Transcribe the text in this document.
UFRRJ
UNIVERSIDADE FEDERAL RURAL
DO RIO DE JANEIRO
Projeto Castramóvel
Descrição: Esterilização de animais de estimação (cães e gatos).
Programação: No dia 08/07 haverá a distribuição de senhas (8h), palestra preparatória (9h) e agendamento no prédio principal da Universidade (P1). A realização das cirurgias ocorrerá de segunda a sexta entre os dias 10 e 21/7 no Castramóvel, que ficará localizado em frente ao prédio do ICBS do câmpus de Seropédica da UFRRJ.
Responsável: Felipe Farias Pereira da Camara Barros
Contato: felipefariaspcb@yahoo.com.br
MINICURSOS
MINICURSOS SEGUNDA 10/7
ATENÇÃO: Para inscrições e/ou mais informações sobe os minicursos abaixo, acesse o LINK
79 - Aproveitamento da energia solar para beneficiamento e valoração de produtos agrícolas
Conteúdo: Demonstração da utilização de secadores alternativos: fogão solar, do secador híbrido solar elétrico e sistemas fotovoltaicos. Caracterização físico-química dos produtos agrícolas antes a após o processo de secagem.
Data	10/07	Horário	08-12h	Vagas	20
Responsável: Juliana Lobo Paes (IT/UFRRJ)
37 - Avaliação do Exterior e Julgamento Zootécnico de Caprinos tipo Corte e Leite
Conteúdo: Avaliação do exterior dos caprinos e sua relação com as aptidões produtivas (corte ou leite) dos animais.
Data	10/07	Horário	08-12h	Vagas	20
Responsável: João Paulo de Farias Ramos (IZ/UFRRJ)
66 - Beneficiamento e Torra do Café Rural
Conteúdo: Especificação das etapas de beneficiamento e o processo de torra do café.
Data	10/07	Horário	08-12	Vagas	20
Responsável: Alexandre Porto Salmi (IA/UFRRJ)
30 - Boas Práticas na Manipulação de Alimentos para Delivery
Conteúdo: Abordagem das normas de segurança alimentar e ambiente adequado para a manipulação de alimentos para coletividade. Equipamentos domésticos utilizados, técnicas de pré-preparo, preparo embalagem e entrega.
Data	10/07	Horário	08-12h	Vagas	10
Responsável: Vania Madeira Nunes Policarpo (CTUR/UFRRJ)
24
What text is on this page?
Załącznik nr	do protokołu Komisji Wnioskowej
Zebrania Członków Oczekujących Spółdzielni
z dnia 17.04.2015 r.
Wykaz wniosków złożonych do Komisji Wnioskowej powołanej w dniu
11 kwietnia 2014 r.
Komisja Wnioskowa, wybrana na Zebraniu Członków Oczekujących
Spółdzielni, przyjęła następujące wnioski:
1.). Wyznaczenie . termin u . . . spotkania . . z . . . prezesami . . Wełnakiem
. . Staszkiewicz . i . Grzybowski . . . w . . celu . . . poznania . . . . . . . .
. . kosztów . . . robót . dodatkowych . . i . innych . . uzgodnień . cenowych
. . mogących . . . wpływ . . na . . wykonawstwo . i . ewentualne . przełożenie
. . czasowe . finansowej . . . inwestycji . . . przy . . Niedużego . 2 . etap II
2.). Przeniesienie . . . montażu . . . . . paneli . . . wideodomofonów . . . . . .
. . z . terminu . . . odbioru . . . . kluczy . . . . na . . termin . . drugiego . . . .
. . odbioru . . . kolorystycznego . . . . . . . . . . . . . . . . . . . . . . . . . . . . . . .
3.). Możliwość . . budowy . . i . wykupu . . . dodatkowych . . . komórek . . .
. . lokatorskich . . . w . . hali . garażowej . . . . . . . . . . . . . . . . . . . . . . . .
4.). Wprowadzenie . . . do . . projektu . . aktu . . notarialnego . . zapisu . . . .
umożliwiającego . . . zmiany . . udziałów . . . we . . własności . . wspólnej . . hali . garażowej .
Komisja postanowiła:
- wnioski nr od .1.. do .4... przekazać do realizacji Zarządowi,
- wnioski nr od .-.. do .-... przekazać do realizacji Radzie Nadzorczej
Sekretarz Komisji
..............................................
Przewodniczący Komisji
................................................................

# THE REQUEST
Set down all of the records shown above once more, exactly.

# RESULT BELOW
Transcribe the text in this document.
UFRRJ
UNIVERSIDADE FEDERAL RURAL
DO RIO DE JANEIRO
Projeto Castramóvel
Descrição: Esterilização de animais de estimação (cães e gatos).
Programação: No dia 08/07 haverá a distribuição de senhas (8h), palestra preparatória (9h) e agendamento no prédio principal da Universidade (P1). A realização das cirurgias ocorrerá de segunda a sexta entre os dias 10 e 21/7 no Castramóvel, que ficará localizado em frente ao prédio do ICBS do câmpus de Seropédica da UFRRJ.
Responsável: Felipe Farias Pereira da Camara Barros
Contato: felipefariaspcb@yahoo.com.br
MINICURSOS
MINICURSOS SEGUNDA 10/7
ATENÇÃO: Para inscrições e/ou mais informações sobe os minicursos abaixo, acesse o LINK
79 - Aproveitamento da energia solar para beneficiamento e valoração de produtos agrícolas
Conteúdo: Demonstração da utilização de secadores alternativos: fogão solar, do secador híbrido solar elétrico e sistemas fotovoltaicos. Caracterização físico-química dos produtos agrícolas antes a após o processo de secagem.
Data	10/07	Horário	08-12h	Vagas	20
Responsável: Juliana Lobo Paes (IT/UFRRJ)
37 - Avaliação do Exterior e Julgamento Zootécnico de Caprinos tipo Corte e Leite
Conteúdo: Avaliação do exterior dos caprinos e sua relação com as aptidões produtivas (corte ou leite) dos animais.
Data	10/07	Horário	08-12h	Vagas	20
Responsável: João Paulo de Farias Ramos (IZ/UFRRJ)
66 - Beneficiamento e Torra do Café Rural
Conteúdo: Especificação das etapas de beneficiamento e o processo de torra do café.
Data	10/07	Horário	08-12	Vagas	20
Responsável: Alexandre Porto Salmi (IA/UFRRJ)
30 - Boas Práticas na Manipulação de Alimentos para Delivery
Conteúdo: Abordagem das normas de segurança alimentar e ambiente adequado para a manipulação de alimentos para coletividade. Equipamentos domésticos utilizados, técnicas de pré-preparo, preparo embalagem e entrega.
Data	10/07	Horário	08-12h	Vagas	10
Responsável: Vania Madeira Nunes Policarpo (CTUR/UFRRJ)
24
What text is on this page?
Załącznik nr	do protokołu Komisji Wnioskowej
Zebrania Członków Oczekujących Spółdzielni
z dnia 17.04.2015 r.
Wykaz wniosków złożonych do Komisji Wnioskowej powołanej w dniu
11 kwietnia 2014 r.
Komisja Wnioskowa, wybrana na Zebraniu Członków Oczekujących
Spółdzielni, przyjęła następujące wnioski:
1.). Wyznaczenie . termin u . . . spotkania . . z . . . prezesami . . Wełnakiem
. . Staszkiewicz . i . Grzybowski . . . w . . celu . . . poznania . . . . . . . .
. . kosztów . . . robót . dodatkowych . . i . innych . . uzgodnień . cenowych
. . mogących . . . wpływ . . na . . wykonawstwo . i . ewentualne . przełożenie
. . czasowe . finansowej . . . inwestycji . . . przy . . Niedużego . 2 . etap II
2.). Przeniesienie . . . montażu . . . . . paneli . . . wideodomofonów . . . . . .
. . z . terminu . . . odbioru . . . . kluczy . . . . na . . termin . . drugiego . . . .
. . odbioru . . . kolorystycznego . . . . . . . . . . . . . . . . . . . . . . . . . . . . . . .
3.). Możliwość . . budowy . . i . wykupu . . . dodatkowych . . . komórek . . .
. . lokatorskich . . . w . . hali . garażowej . . . . . . . . . . . . . . . . . . . . . . . .
4.). Wprowadzenie . . . do . . projektu . . aktu . . notarialnego . . zapisu . . . .
umożliwiającego . . . zmiany . . udziałów . . . we . . własności . . wspólnej . . hali . garażowej .
Komisja postanowiła:
- wnioski nr od .1.. do .4... przekazać do realizacji Zarządowi,
- wnioski nr od .-.. do .-... przekazać do realizacji Radzie Nadzorczej
Sekretarz Komisji
..............................................
Przewodniczący Komisji
................................................................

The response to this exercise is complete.